WHAT TO DO: Check the listing below line by line and report how many lines hold "JSON", with no other words.

+++ PROVIDED DATA

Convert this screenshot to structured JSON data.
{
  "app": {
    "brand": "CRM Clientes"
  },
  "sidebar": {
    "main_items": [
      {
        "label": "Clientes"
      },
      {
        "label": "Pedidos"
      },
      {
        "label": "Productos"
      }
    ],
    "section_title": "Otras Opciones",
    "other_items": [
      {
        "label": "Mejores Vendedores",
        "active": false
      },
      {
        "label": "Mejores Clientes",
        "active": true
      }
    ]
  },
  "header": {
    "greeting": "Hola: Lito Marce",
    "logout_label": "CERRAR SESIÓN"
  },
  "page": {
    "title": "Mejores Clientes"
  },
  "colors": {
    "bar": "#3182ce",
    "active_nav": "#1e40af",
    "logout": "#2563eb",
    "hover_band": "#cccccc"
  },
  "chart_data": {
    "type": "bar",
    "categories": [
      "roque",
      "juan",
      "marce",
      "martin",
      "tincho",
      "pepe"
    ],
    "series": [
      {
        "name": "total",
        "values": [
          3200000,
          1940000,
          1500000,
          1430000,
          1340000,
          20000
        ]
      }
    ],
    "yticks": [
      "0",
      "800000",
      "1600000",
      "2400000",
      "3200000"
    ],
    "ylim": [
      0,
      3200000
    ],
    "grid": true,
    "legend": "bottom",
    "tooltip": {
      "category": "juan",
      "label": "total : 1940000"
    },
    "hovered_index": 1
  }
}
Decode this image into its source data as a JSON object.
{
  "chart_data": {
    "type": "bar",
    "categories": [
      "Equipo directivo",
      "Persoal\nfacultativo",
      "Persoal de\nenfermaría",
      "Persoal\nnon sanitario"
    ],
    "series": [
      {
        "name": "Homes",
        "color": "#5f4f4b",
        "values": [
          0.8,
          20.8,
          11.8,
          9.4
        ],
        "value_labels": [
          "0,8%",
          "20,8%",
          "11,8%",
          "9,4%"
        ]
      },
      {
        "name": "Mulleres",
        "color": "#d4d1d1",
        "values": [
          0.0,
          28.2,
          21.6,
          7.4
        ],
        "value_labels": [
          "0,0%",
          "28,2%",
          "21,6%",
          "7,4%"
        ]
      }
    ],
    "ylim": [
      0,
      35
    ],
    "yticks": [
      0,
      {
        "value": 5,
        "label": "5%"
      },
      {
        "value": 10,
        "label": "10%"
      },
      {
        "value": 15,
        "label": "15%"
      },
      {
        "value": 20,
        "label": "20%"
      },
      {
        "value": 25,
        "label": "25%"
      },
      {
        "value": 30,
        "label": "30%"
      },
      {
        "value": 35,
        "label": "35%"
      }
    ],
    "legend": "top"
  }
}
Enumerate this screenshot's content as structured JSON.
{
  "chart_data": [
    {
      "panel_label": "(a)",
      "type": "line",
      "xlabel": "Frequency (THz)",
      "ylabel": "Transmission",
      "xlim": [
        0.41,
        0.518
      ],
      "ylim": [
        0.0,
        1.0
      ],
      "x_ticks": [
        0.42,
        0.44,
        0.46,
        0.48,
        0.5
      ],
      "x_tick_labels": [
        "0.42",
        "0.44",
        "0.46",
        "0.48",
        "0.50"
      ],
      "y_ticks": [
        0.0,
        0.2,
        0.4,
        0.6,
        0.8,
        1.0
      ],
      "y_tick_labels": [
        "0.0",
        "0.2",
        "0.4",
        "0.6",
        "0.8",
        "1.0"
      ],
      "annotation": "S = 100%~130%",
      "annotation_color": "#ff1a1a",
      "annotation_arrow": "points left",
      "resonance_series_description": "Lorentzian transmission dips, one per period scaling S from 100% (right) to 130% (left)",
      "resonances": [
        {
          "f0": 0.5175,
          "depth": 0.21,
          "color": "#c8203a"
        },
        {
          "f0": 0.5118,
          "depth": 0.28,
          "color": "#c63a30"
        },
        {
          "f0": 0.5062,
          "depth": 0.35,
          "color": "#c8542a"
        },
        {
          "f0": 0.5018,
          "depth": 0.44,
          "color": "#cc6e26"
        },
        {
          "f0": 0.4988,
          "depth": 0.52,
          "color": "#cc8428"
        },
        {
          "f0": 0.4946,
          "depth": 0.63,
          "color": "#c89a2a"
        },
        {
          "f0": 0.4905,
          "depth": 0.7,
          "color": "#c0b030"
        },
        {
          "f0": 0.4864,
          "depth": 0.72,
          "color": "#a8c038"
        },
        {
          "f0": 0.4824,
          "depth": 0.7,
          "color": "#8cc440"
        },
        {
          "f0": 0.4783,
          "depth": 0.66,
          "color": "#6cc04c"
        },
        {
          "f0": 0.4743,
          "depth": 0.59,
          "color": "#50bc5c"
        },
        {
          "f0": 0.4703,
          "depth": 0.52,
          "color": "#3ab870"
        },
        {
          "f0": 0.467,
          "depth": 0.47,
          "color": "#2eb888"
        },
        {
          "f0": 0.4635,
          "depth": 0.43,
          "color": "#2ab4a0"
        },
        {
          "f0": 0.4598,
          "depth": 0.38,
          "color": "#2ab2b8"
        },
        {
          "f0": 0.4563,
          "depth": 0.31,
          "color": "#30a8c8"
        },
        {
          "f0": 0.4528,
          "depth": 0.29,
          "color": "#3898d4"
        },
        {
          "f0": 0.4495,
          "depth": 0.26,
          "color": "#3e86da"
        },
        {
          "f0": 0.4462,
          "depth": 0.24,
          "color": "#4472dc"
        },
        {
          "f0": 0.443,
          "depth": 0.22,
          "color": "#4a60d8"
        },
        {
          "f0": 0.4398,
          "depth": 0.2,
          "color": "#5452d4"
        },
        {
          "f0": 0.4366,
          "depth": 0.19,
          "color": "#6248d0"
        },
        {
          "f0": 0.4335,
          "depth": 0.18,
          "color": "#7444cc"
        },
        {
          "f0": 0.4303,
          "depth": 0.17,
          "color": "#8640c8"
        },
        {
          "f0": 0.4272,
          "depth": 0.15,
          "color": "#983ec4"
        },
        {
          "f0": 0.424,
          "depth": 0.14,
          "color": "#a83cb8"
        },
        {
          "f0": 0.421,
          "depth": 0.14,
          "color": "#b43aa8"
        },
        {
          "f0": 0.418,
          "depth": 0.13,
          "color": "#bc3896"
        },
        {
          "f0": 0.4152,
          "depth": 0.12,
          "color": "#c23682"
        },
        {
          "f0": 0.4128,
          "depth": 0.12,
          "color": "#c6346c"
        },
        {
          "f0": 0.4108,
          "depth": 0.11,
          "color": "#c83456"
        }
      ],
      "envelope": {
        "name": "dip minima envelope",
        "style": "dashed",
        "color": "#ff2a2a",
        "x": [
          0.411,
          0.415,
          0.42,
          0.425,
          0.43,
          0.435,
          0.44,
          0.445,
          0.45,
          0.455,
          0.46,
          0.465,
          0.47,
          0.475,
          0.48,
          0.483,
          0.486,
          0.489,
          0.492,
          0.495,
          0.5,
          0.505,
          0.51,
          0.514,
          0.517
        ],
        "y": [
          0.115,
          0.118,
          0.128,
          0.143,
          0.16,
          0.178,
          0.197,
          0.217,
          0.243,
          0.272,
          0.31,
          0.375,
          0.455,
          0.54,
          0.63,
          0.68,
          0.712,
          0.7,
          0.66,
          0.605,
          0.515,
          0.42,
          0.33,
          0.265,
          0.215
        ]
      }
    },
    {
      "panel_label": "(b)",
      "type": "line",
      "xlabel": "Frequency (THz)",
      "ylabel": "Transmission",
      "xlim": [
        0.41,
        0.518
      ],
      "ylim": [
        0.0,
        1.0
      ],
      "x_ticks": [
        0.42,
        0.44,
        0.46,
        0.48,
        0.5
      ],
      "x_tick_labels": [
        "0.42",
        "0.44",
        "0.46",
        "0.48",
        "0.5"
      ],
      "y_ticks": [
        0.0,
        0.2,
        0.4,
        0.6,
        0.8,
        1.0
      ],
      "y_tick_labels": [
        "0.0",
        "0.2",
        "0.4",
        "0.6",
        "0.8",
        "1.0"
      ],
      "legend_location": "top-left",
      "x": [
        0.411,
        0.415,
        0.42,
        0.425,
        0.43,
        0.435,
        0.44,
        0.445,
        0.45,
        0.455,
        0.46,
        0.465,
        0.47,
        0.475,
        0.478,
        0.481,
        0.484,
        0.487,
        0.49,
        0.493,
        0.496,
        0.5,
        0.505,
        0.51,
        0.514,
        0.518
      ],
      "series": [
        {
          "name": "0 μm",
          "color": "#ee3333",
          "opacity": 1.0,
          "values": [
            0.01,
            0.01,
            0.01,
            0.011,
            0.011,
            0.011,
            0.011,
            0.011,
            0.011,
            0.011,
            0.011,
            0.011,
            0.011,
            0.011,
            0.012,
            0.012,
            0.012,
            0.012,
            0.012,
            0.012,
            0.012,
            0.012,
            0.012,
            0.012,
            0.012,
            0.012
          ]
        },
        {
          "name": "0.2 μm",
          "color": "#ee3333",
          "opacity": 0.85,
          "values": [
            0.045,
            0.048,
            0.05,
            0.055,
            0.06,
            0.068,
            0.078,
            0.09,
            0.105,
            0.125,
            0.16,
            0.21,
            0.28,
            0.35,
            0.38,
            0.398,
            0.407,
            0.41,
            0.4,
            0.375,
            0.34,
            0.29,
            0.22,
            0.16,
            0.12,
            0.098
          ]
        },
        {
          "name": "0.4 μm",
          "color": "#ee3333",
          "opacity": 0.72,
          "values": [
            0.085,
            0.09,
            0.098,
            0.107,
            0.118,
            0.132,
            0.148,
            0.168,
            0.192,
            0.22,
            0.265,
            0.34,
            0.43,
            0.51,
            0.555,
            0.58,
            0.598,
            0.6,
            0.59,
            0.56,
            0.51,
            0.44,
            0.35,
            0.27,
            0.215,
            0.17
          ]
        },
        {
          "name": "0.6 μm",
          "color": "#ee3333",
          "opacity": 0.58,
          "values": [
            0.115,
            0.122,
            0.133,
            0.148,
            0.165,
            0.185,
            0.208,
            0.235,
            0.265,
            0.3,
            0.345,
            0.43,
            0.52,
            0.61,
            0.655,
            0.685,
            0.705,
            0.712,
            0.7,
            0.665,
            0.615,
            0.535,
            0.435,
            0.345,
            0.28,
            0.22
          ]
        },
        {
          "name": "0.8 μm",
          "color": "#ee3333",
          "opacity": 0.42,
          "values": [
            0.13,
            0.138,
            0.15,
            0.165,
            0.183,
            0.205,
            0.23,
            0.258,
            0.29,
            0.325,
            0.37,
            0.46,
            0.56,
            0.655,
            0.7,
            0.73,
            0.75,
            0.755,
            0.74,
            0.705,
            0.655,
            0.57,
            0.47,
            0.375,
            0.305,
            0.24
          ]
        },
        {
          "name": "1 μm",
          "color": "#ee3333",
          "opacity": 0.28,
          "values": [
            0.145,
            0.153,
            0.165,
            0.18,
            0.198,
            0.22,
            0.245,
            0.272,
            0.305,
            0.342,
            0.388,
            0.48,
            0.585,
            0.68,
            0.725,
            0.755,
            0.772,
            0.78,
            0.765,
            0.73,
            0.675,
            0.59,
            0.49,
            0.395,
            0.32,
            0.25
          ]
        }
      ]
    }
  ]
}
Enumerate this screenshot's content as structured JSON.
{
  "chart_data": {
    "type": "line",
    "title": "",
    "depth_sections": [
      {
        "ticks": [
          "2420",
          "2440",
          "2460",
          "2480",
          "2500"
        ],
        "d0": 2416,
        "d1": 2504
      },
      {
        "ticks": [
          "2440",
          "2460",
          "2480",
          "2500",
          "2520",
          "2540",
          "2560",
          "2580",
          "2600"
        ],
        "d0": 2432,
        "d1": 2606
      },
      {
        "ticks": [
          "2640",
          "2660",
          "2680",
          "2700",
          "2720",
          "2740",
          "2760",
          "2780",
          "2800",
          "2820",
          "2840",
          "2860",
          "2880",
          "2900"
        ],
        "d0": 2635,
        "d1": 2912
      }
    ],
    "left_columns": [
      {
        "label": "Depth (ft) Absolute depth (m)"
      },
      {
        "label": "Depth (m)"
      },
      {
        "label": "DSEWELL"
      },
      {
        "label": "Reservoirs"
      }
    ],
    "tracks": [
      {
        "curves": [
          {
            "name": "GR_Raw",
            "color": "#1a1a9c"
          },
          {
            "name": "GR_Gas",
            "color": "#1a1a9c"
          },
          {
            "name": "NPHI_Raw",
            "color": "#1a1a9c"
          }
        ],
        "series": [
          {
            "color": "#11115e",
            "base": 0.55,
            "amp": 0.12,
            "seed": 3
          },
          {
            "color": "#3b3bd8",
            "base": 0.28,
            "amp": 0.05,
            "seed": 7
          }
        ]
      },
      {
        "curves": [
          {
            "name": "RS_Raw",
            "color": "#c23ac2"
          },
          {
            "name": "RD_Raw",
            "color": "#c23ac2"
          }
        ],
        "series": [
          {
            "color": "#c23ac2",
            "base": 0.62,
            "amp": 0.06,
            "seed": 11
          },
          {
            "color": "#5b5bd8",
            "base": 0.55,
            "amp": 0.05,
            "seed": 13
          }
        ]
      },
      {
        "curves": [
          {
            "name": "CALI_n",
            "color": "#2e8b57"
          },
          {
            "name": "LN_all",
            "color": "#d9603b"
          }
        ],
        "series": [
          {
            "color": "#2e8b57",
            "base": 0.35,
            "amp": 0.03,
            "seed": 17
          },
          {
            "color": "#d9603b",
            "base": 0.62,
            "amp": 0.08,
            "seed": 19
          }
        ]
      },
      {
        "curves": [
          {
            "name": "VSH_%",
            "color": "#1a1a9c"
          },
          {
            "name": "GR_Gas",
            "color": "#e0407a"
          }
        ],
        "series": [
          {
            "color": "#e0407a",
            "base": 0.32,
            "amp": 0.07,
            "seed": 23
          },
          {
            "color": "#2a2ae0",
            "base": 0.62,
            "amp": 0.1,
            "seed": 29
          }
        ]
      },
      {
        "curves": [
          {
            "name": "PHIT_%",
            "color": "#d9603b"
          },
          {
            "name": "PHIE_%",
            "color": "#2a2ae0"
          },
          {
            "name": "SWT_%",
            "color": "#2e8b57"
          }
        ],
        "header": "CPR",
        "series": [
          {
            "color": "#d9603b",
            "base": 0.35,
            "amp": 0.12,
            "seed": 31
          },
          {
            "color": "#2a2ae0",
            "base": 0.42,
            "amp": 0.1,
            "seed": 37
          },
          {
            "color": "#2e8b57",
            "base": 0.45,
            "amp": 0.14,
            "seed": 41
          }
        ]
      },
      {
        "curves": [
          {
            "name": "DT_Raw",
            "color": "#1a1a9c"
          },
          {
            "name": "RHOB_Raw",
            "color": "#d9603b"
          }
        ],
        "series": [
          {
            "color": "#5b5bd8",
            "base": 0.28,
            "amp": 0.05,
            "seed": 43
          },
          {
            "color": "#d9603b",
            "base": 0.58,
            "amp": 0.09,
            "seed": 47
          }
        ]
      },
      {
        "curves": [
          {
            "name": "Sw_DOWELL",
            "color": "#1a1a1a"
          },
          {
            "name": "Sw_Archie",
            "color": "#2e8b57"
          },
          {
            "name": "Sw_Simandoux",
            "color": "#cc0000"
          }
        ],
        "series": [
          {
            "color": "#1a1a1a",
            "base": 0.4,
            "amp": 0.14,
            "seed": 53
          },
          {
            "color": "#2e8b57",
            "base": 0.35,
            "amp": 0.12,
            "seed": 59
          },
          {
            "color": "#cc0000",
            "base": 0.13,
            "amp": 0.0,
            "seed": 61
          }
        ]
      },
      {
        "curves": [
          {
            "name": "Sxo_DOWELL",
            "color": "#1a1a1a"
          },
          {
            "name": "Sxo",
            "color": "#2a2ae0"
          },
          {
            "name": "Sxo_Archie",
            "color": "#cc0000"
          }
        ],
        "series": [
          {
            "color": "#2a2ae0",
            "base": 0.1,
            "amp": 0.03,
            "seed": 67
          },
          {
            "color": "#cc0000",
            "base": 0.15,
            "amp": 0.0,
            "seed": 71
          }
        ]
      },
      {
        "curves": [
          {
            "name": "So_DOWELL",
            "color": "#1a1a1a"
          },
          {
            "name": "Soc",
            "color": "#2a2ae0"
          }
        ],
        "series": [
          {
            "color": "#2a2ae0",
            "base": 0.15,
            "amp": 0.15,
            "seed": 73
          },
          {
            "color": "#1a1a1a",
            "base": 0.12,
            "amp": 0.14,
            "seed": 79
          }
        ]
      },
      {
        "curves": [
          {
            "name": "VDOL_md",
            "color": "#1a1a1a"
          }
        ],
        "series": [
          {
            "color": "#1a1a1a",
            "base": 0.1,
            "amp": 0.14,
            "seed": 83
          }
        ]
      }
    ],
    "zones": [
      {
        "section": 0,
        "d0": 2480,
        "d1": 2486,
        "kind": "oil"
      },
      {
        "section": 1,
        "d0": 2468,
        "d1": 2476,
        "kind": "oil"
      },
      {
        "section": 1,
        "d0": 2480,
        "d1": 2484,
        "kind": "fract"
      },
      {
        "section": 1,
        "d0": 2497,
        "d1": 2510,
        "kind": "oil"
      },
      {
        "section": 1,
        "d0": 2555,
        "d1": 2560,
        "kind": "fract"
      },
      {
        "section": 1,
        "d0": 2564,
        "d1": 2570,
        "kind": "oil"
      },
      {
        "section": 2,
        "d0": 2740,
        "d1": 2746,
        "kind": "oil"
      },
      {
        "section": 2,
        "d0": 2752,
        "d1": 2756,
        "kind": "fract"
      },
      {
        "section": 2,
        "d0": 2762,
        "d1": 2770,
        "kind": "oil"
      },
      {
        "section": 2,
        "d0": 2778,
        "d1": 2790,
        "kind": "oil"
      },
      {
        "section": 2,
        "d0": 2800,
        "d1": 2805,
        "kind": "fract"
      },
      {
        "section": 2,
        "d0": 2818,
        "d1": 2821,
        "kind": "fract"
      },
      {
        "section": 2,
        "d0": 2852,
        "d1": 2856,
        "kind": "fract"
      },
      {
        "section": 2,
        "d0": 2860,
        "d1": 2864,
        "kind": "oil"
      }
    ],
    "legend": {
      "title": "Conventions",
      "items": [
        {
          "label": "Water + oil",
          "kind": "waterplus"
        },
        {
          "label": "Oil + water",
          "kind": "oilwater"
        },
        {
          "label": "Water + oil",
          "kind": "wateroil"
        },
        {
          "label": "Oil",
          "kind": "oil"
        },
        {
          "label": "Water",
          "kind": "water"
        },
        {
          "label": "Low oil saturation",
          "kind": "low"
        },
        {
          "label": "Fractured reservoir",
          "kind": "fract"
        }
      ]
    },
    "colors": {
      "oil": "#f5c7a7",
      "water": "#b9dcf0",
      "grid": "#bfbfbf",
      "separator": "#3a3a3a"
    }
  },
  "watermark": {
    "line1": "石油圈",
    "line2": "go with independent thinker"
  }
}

++++++

TASK RESULT: 4